*WRITTEN TASK*
Would you quote the material below in full and unchanged?

*Collection entries*
———
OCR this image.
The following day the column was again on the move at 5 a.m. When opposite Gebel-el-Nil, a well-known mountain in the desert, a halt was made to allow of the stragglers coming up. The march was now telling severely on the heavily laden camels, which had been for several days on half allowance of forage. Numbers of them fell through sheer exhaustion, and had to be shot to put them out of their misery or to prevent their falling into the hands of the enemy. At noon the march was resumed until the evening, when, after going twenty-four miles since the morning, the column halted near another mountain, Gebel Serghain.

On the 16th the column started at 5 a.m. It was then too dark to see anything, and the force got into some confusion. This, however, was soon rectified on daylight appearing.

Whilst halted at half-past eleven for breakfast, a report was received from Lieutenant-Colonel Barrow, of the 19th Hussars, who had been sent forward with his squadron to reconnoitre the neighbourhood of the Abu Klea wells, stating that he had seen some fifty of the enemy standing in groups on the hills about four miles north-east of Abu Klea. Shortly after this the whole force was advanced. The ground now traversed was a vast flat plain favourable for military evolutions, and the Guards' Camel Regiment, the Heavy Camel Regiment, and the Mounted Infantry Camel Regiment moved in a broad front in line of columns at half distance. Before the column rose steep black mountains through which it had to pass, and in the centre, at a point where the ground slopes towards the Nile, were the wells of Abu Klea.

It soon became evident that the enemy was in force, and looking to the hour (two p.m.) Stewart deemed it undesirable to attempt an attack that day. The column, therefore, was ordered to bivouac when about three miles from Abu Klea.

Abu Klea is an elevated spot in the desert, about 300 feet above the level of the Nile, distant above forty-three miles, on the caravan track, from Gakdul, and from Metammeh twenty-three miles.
———
*ANSWER TO THIS PROBLEM*
OCR this image.
The following day the column was again on the move at 5 a.m. When opposite Gebel-el-Nil, a well-known mountain in the desert, a halt was made to allow of the stragglers coming up. The march was now telling severely on the heavily laden camels, which had been for several days on half allowance of forage. Numbers of them fell through sheer exhaustion, and had to be shot to put them out of their misery or to prevent their falling into the hands of the enemy. At noon the march was resumed until the evening, when, after going twenty-four miles since the morning, the column halted near another mountain, Gebel Serghain.

On the 16th the column started at 5 a.m. It was then too dark to see anything, and the force got into some confusion. This, however, was soon rectified on daylight appearing.

Whilst halted at half-past eleven for breakfast, a report was received from Lieutenant-Colonel Barrow, of the 19th Hussars, who had been sent forward with his squadron to reconnoitre the neighbourhood of the Abu Klea wells, stating that he had seen some fifty of the enemy standing in groups on the hills about four miles north-east of Abu Klea. Shortly after this the whole force was advanced. The ground now traversed was a vast flat plain favourable for military evolutions, and the Guards' Camel Regiment, the Heavy Camel Regiment, and the Mounted Infantry Camel Regiment moved in a broad front in line of columns at half distance. Before the column rose steep black mountains through which it had to pass, and in the centre, at a point where the ground slopes towards the Nile, were the wells of Abu Klea.

It soon became evident that the enemy was in force, and looking to the hour (two p.m.) Stewart deemed it undesirable to attempt an attack that day. The column, therefore, was ordered to bivouac when about three miles from Abu Klea.

Abu Klea is an elevated spot in the desert, about 300 feet above the level of the Nile, distant above forty-three miles, on the caravan track, from Gakdul, and from Metammeh twenty-three miles.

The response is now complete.